Hunt for the word "title" across the entries below, copying each line that holds it.

───── Given entries ─────

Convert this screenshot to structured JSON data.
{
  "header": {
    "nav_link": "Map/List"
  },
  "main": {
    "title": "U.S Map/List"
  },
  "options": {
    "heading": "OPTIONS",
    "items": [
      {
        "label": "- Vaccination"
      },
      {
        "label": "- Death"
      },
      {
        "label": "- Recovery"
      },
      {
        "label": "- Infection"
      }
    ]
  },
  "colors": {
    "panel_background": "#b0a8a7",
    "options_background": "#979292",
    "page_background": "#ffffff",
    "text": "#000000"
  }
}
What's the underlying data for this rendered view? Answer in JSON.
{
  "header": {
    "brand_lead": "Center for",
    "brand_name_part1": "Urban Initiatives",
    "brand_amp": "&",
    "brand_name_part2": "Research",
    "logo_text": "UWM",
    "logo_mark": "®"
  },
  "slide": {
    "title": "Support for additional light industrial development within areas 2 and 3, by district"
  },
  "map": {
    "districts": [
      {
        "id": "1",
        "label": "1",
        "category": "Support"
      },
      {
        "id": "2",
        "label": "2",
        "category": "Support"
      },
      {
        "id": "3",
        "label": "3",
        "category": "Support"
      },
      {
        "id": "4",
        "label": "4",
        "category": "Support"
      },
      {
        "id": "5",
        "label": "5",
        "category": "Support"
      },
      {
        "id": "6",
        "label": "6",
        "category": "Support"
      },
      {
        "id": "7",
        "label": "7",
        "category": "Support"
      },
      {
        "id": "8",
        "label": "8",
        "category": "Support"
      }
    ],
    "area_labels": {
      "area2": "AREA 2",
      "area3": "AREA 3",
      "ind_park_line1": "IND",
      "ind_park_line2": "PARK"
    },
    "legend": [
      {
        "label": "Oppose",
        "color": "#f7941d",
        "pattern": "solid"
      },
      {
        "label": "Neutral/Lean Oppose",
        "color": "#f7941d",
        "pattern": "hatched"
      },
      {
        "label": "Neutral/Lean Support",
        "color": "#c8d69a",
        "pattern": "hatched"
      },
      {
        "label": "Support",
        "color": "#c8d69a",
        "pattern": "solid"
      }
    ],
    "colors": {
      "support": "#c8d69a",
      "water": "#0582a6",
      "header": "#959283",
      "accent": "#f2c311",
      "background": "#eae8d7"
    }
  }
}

─────

» Full output
    "title": "U.S Map/List"
    "title": "Support for additional light industrial development within areas 2 and 3, by district"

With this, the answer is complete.